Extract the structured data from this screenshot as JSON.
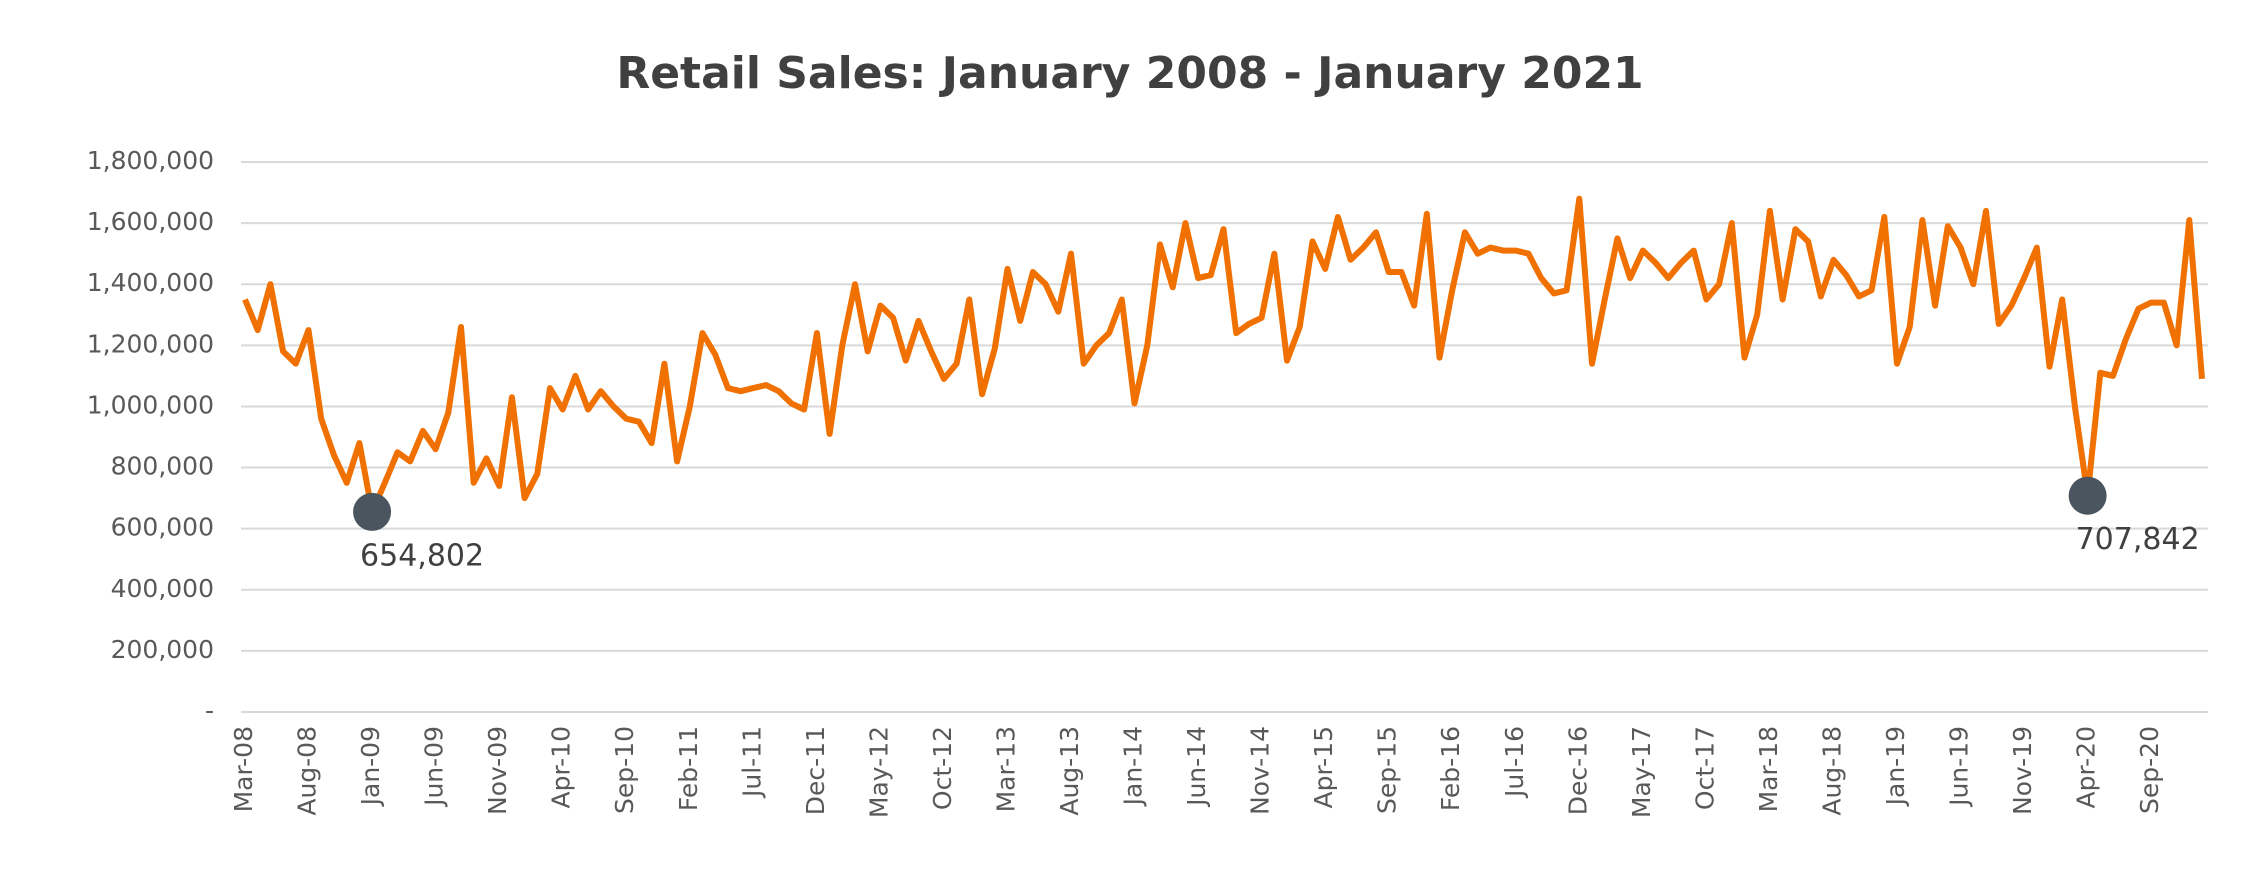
{
  "chart_data": {
    "type": "line",
    "title": "Retail Sales: January 2008 - January 2021",
    "categories": [
      "Mar-08",
      null,
      null,
      null,
      null,
      "Aug-08",
      null,
      null,
      null,
      null,
      "Jan-09",
      null,
      null,
      null,
      null,
      "Jun-09",
      null,
      null,
      null,
      null,
      "Nov-09",
      null,
      null,
      null,
      null,
      "Apr-10",
      null,
      null,
      null,
      null,
      "Sep-10",
      null,
      null,
      null,
      null,
      "Feb-11",
      null,
      null,
      null,
      null,
      "Jul-11",
      null,
      null,
      null,
      null,
      "Dec-11",
      null,
      null,
      null,
      null,
      "May-12",
      null,
      null,
      null,
      null,
      "Oct-12",
      null,
      null,
      null,
      null,
      "Mar-13",
      null,
      null,
      null,
      null,
      "Aug-13",
      null,
      null,
      null,
      null,
      "Jan-14",
      null,
      null,
      null,
      null,
      "Jun-14",
      null,
      null,
      null,
      null,
      "Nov-14",
      null,
      null,
      null,
      null,
      "Apr-15",
      null,
      null,
      null,
      null,
      "Sep-15",
      null,
      null,
      null,
      null,
      "Feb-16",
      null,
      null,
      null,
      null,
      "Jul-16",
      null,
      null,
      null,
      null,
      "Dec-16",
      null,
      null,
      null,
      null,
      "May-17",
      null,
      null,
      null,
      null,
      "Oct-17",
      null,
      null,
      null,
      null,
      "Mar-18",
      null,
      null,
      null,
      null,
      "Aug-18",
      null,
      null,
      null,
      null,
      "Jan-19",
      null,
      null,
      null,
      null,
      "Jun-19",
      null,
      null,
      null,
      null,
      "Nov-19",
      null,
      null,
      null,
      null,
      "Apr-20",
      null,
      null,
      null,
      null,
      "Sep-20",
      null,
      null,
      null,
      null
    ],
    "series": [
      {
        "color": "#f07000",
        "values": [
          1350000,
          1250000,
          1400000,
          1180000,
          1140000,
          1250000,
          960000,
          840000,
          750000,
          880000,
          654802,
          750000,
          850000,
          820000,
          920000,
          860000,
          980000,
          1260000,
          750000,
          830000,
          740000,
          1030000,
          700000,
          780000,
          1060000,
          990000,
          1100000,
          990000,
          1050000,
          1000000,
          960000,
          950000,
          880000,
          1140000,
          820000,
          1000000,
          1240000,
          1170000,
          1060000,
          1050000,
          1060000,
          1070000,
          1050000,
          1010000,
          990000,
          1240000,
          910000,
          1200000,
          1400000,
          1180000,
          1330000,
          1290000,
          1150000,
          1280000,
          1180000,
          1090000,
          1140000,
          1350000,
          1040000,
          1190000,
          1450000,
          1280000,
          1440000,
          1400000,
          1310000,
          1500000,
          1140000,
          1200000,
          1240000,
          1350000,
          1010000,
          1200000,
          1530000,
          1390000,
          1600000,
          1420000,
          1430000,
          1580000,
          1240000,
          1270000,
          1290000,
          1500000,
          1150000,
          1260000,
          1540000,
          1450000,
          1620000,
          1480000,
          1520000,
          1570000,
          1440000,
          1440000,
          1330000,
          1630000,
          1160000,
          1380000,
          1570000,
          1500000,
          1520000,
          1510000,
          1510000,
          1500000,
          1420000,
          1370000,
          1380000,
          1680000,
          1140000,
          1350000,
          1550000,
          1420000,
          1510000,
          1470000,
          1420000,
          1470000,
          1510000,
          1350000,
          1400000,
          1600000,
          1160000,
          1300000,
          1640000,
          1350000,
          1580000,
          1540000,
          1360000,
          1480000,
          1430000,
          1360000,
          1380000,
          1620000,
          1140000,
          1260000,
          1610000,
          1330000,
          1590000,
          1520000,
          1400000,
          1640000,
          1270000,
          1330000,
          1420000,
          1520000,
          1130000,
          1350000,
          1000000,
          707842,
          1110000,
          1100000,
          1220000,
          1320000,
          1340000,
          1340000,
          1200000,
          1610000,
          1090000
        ]
      }
    ],
    "value_labels": [
      null,
      null,
      null,
      null,
      null,
      null,
      null,
      null,
      null,
      null,
      "654,802",
      null,
      null,
      null,
      null,
      null,
      null,
      null,
      null,
      null,
      null,
      null,
      null,
      null,
      null,
      null,
      null,
      null,
      null,
      null,
      null,
      null,
      null,
      null,
      null,
      null,
      null,
      null,
      null,
      null,
      null,
      null,
      null,
      null,
      null,
      null,
      null,
      null,
      null,
      null,
      null,
      null,
      null,
      null,
      null,
      null,
      null,
      null,
      null,
      null,
      null,
      null,
      null,
      null,
      null,
      null,
      null,
      null,
      null,
      null,
      null,
      null,
      null,
      null,
      null,
      null,
      null,
      null,
      null,
      null,
      null,
      null,
      null,
      null,
      null,
      null,
      null,
      null,
      null,
      null,
      null,
      null,
      null,
      null,
      null,
      null,
      null,
      null,
      null,
      null,
      null,
      null,
      null,
      null,
      null,
      null,
      null,
      null,
      null,
      null,
      null,
      null,
      null,
      null,
      null,
      null,
      null,
      null,
      null,
      null,
      null,
      null,
      null,
      null,
      null,
      null,
      null,
      null,
      null,
      null,
      null,
      null,
      null,
      null,
      null,
      null,
      null,
      null,
      null,
      null,
      null,
      null,
      null,
      null,
      null,
      "707,842",
      null,
      null,
      null,
      null,
      null,
      null,
      null,
      null,
      null
    ],
    "marker_color": "#4a5560",
    "ylim": [
      0,
      1800000
    ],
    "yticks": [
      {
        "value": 0,
        "label": "-"
      },
      {
        "value": 200000,
        "label": "200,000"
      },
      {
        "value": 400000,
        "label": "400,000"
      },
      {
        "value": 600000,
        "label": "600,000"
      },
      {
        "value": 800000,
        "label": "800,000"
      },
      {
        "value": 1000000,
        "label": "1,000,000"
      },
      {
        "value": 1200000,
        "label": "1,200,000"
      },
      {
        "value": 1400000,
        "label": "1,400,000"
      },
      {
        "value": 1600000,
        "label": "1,600,000"
      },
      {
        "value": 1800000,
        "label": "1,800,000"
      }
    ],
    "grid": true
  }
}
--------------------------------
Without the pictures, copy the material exactly as given.

• [Answer below]
Extract the structured data from this screenshot as JSON.
{
  "chart_data": {
    "type": "line",
    "title": "Retail Sales: January 2008 - January 2021",
    "categories": [
      "Mar-08",
      null,
      null,
      null,
      null,
      "Aug-08",
      null,
      null,
      null,
      null,
      "Jan-09",
      null,
      null,
      null,
      null,
      "Jun-09",
      null,
      null,
      null,
      null,
      "Nov-09",
      null,
      null,
      null,
      null,
      "Apr-10",
      null,
      null,
      null,
      null,
      "Sep-10",
      null,
      null,
      null,
      null,
      "Feb-11",
      null,
      null,
      null,
      null,
      "Jul-11",
      null,
      null,
      null,
      null,
      "Dec-11",
      null,
      null,
      null,
      null,
      "May-12",
      null,
      null,
      null,
      null,
      "Oct-12",
      null,
      null,
      null,
      null,
      "Mar-13",
      null,
      null,
      null,
      null,
      "Aug-13",
      null,
      null,
      null,
      null,
      "Jan-14",
      null,
      null,
      null,
      null,
      "Jun-14",
      null,
      null,
      null,
      null,
      "Nov-14",
      null,
      null,
      null,
      null,
      "Apr-15",
      null,
      null,
      null,
      null,
      "Sep-15",
      null,
      null,
      null,
      null,
      "Feb-16",
      null,
      null,
      null,
      null,
      "Jul-16",
      null,
      null,
      null,
      null,
      "Dec-16",
      null,
      null,
      null,
      null,
      "May-17",
      null,
      null,
      null,
      null,
      "Oct-17",
      null,
      null,
      null,
      null,
      "Mar-18",
      null,
      null,
      null,
      null,
      "Aug-18",
      null,
      null,
      null,
      null,
      "Jan-19",
      null,
      null,
      null,
      null,
      "Jun-19",
      null,
      null,
      null,
      null,
      "Nov-19",
      null,
      null,
      null,
      null,
      "Apr-20",
      null,
      null,
      null,
      null,
      "Sep-20",
      null,
      null,
      null,
      null
    ],
    "series": [
      {
        "color": "#f07000",
        "values": [
          1350000,
          1250000,
          1400000,
          1180000,
          1140000,
          1250000,
          960000,
          840000,
          750000,
          880000,
          654802,
          750000,
          850000,
          820000,
          920000,
          860000,
          980000,
          1260000,
          750000,
          830000,
          740000,
          1030000,
          700000,
          780000,
          1060000,
          990000,
          1100000,
          990000,
          1050000,
          1000000,
          960000,
          950000,
          880000,
          1140000,
          820000,
          1000000,
          1240000,
          1170000,
          1060000,
          1050000,
          1060000,
          1070000,
          1050000,
          1010000,
          990000,
          1240000,
          910000,
          1200000,
          1400000,
          1180000,
          1330000,
          1290000,
          1150000,
          1280000,
          1180000,
          1090000,
          1140000,
          1350000,
          1040000,
          1190000,
          1450000,
          1280000,
          1440000,
          1400000,
          1310000,
          1500000,
          1140000,
          1200000,
          1240000,
          1350000,
          1010000,
          1200000,
          1530000,
          1390000,
          1600000,
          1420000,
          1430000,
          1580000,
          1240000,
          1270000,
          1290000,
          1500000,
          1150000,
          1260000,
          1540000,
          1450000,
          1620000,
          1480000,
          1520000,
          1570000,
          1440000,
          1440000,
          1330000,
          1630000,
          1160000,
          1380000,
          1570000,
          1500000,
          1520000,
          1510000,
          1510000,
          1500000,
          1420000,
          1370000,
          1380000,
          1680000,
          1140000,
          1350000,
          1550000,
          1420000,
          1510000,
          1470000,
          1420000,
          1470000,
          1510000,
          1350000,
          1400000,
          1600000,
          1160000,
          1300000,
          1640000,
          1350000,
          1580000,
          1540000,
          1360000,
          1480000,
          1430000,
          1360000,
          1380000,
          1620000,
          1140000,
          1260000,
          1610000,
          1330000,
          1590000,
          1520000,
          1400000,
          1640000,
          1270000,
          1330000,
          1420000,
          1520000,
          1130000,
          1350000,
          1000000,
          707842,
          1110000,
          1100000,
          1220000,
          1320000,
          1340000,
          1340000,
          1200000,
          1610000,
          1090000
        ]
      }
    ],
    "value_labels": [
      null,
      null,
      null,
      null,
      null,
      null,
      null,
      null,
      null,
      null,
      "654,802",
      null,
      null,
      null,
      null,
      null,
      null,
      null,
      null,
      null,
      null,
      null,
      null,
      null,
      null,
      null,
      null,
      null,
      null,
      null,
      null,
      null,
      null,
      null,
      null,
      null,
      null,
      null,
      null,
      null,
      null,
      null,
      null,
      null,
      null,
      null,
      null,
      null,
      null,
      null,
      null,
      null,
      null,
      null,
      null,
      null,
      null,
      null,
      null,
      null,
      null,
      null,
      null,
      null,
      null,
      null,
      null,
      null,
      null,
      null,
      null,
      null,
      null,
      null,
      null,
      null,
      null,
      null,
      null,
      null,
      null,
      null,
      null,
      null,
      null,
      null,
      null,
      null,
      null,
      null,
      null,
      null,
      null,
      null,
      null,
      null,
      null,
      null,
      null,
      null,
      null,
      null,
      null,
      null,
      null,
      null,
      null,
      null,
      null,
      null,
      null,
      null,
      null,
      null,
      null,
      null,
      null,
      null,
      null,
      null,
      null,
      null,
      null,
      null,
      null,
      null,
      null,
      null,
      null,
      null,
      null,
      null,
      null,
      null,
      null,
      null,
      null,
      null,
      null,
      null,
      null,
      null,
      null,
      null,
      null,
      "707,842",
      null,
      null,
      null,
      null,
      null,
      null,
      null,
      null,
      null
    ],
    "marker_color": "#4a5560",
    "ylim": [
      0,
      1800000
    ],
    "yticks": [
      {
        "value": 0,
        "label": "-"
      },
      {
        "value": 200000,
        "label": "200,000"
      },
      {
        "value": 400000,
        "label": "400,000"
      },
      {
        "value": 600000,
        "label": "600,000"
      },
      {
        "value": 800000,
        "label": "800,000"
      },
      {
        "value": 1000000,
        "label": "1,000,000"
      },
      {
        "value": 1200000,
        "label": "1,200,000"
      },
      {
        "value": 1400000,
        "label": "1,400,000"
      },
      {
        "value": 1600000,
        "label": "1,600,000"
      },
      {
        "value": 1800000,
        "label": "1,800,000"
      }
    ],
    "grid": true
  }
}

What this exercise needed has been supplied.